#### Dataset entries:
········
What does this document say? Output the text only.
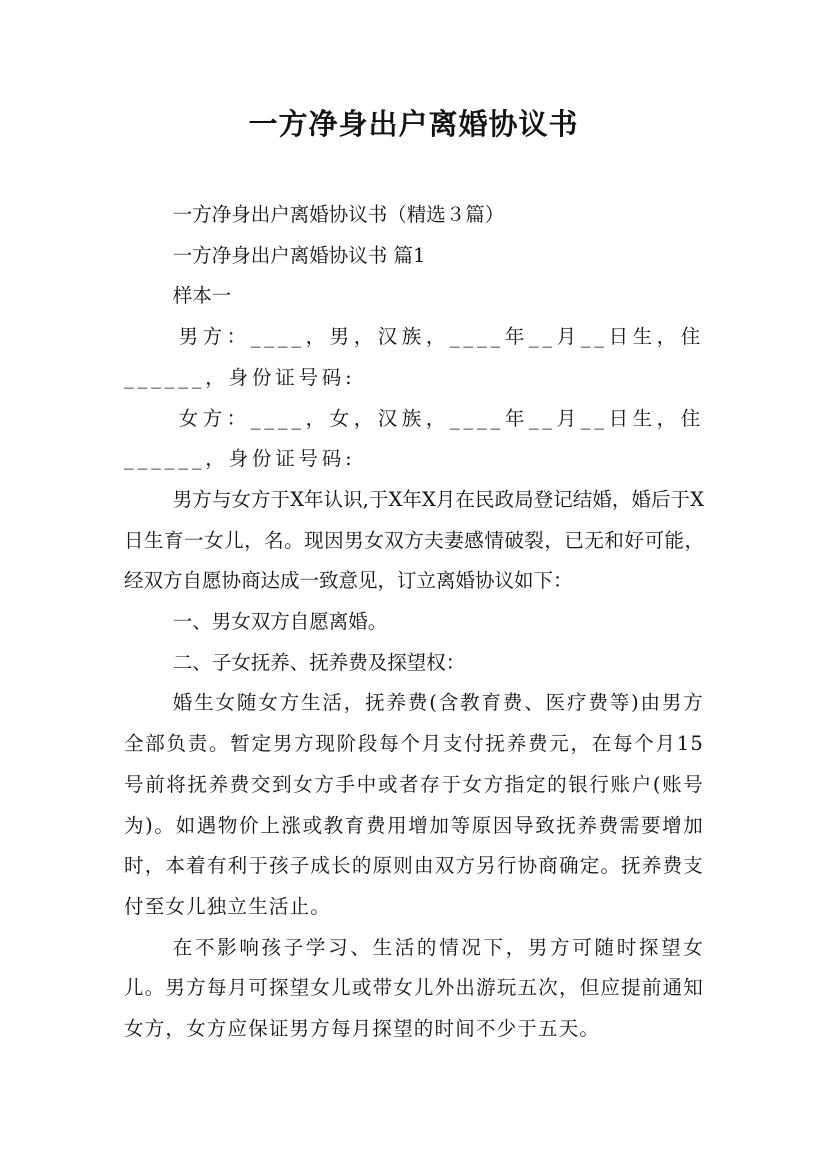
一方净身出户离婚协议书

一方净身出户离婚协议书（精选３篇）

一方净身出户离婚协议书 篇1

样本一

男方：____，男，汉族，____年__月__日生，住______，身份证号码:

女方：____，女，汉族，____年__月__日生，住______，身份证号码:

男方与女方于X年认识,于X年X月在民政局登记结婚，婚后于X日生育一女儿，名。现因男女双方夫妻感情破裂，已无和好可能，经双方自愿协商达成一致意见，订立离婚协议如下：

一、男女双方自愿离婚。

二、子女抚养、抚养费及探望权：

婚生女随女方生活，抚养费(含教育费、医疗费等)由男方全部负责。暂定男方现阶段每个月支付抚养费元，在每个月15号前将抚养费交到女方手中或者存于女方指定的银行账户(账号为)。如遇物价上涨或教育费用增加等原因导致抚养费需要增加时，本着有利于孩子成长的原则由双方另行协商确定。抚养费支付至女儿独立生活止。

在不影响孩子学习、生活的情况下，男方可随时探望女儿。男方每月可探望女儿或带女儿外出游玩五次，但应提前通知女方，女方应保证男方每月探望的时间不少于五天。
········
#### Prompt:
Write out the listing above exactly as it stands, pictures excluded.

#### Expected output:
What does this document say? Output the text only.
一方净身出户离婚协议书

一方净身出户离婚协议书（精选３篇）

一方净身出户离婚协议书 篇1

样本一

男方：____，男，汉族，____年__月__日生，住______，身份证号码:

女方：____，女，汉族，____年__月__日生，住______，身份证号码:

男方与女方于X年认识,于X年X月在民政局登记结婚，婚后于X日生育一女儿，名。现因男女双方夫妻感情破裂，已无和好可能，经双方自愿协商达成一致意见，订立离婚协议如下：

一、男女双方自愿离婚。

二、子女抚养、抚养费及探望权：

婚生女随女方生活，抚养费(含教育费、医疗费等)由男方全部负责。暂定男方现阶段每个月支付抚养费元，在每个月15号前将抚养费交到女方手中或者存于女方指定的银行账户(账号为)。如遇物价上涨或教育费用增加等原因导致抚养费需要增加时，本着有利于孩子成长的原则由双方另行协商确定。抚养费支付至女儿独立生活止。

在不影响孩子学习、生活的情况下，男方可随时探望女儿。男方每月可探望女儿或带女儿外出游玩五次，但应提前通知女方，女方应保证男方每月探望的时间不少于五天。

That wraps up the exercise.